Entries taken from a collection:
- - -

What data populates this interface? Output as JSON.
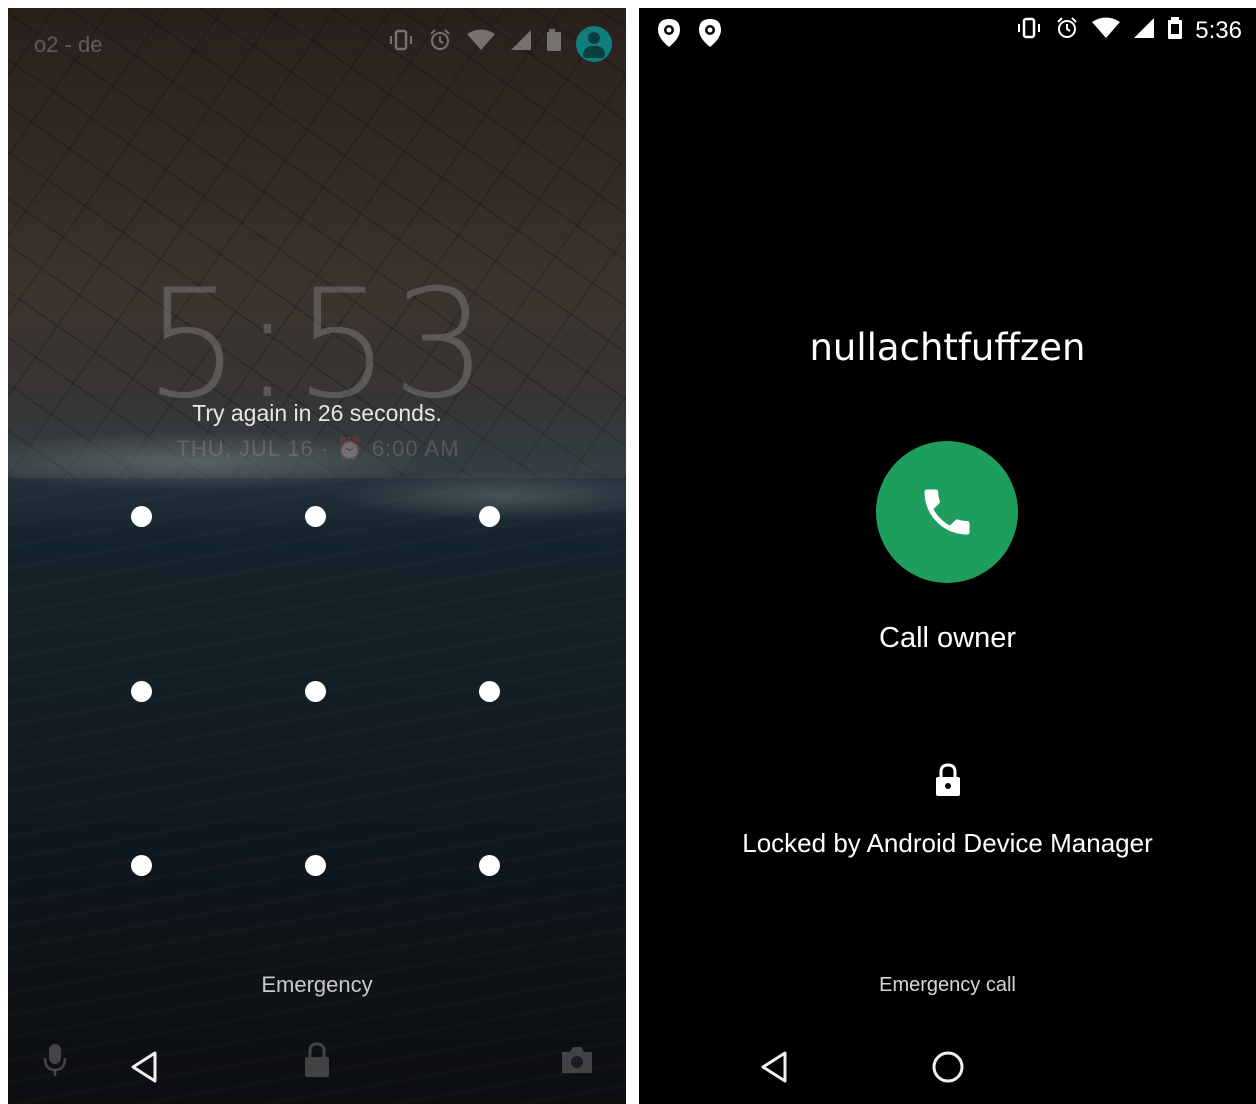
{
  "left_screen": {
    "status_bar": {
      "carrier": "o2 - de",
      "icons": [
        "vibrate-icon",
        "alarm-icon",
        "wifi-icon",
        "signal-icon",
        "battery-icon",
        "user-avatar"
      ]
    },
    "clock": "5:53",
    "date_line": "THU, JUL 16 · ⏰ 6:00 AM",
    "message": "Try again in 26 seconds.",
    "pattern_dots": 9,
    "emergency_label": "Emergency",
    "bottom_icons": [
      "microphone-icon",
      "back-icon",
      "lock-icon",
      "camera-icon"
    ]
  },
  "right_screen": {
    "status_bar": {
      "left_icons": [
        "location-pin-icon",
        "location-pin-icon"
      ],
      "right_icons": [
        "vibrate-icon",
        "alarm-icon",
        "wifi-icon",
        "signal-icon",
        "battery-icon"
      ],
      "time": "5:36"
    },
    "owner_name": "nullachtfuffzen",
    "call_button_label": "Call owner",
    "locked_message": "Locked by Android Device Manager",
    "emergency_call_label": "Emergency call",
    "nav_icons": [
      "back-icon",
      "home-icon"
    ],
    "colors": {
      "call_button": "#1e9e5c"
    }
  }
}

- - -

◆ **INSTRUCTION**: Working from the material above, transcribe it exactly while omitting pictures.

◆ **SOLUTION TO THIS PROBLEM**:
What data populates this interface? Output as JSON.
{
  "left_screen": {
    "status_bar": {
      "carrier": "o2 - de",
      "icons": [
        "vibrate-icon",
        "alarm-icon",
        "wifi-icon",
        "signal-icon",
        "battery-icon",
        "user-avatar"
      ]
    },
    "clock": "5:53",
    "date_line": "THU, JUL 16 · ⏰ 6:00 AM",
    "message": "Try again in 26 seconds.",
    "pattern_dots": 9,
    "emergency_label": "Emergency",
    "bottom_icons": [
      "microphone-icon",
      "back-icon",
      "lock-icon",
      "camera-icon"
    ]
  },
  "right_screen": {
    "status_bar": {
      "left_icons": [
        "location-pin-icon",
        "location-pin-icon"
      ],
      "right_icons": [
        "vibrate-icon",
        "alarm-icon",
        "wifi-icon",
        "signal-icon",
        "battery-icon"
      ],
      "time": "5:36"
    },
    "owner_name": "nullachtfuffzen",
    "call_button_label": "Call owner",
    "locked_message": "Locked by Android Device Manager",
    "emergency_call_label": "Emergency call",
    "nav_icons": [
      "back-icon",
      "home-icon"
    ],
    "colors": {
      "call_button": "#1e9e5c"
    }
  }
}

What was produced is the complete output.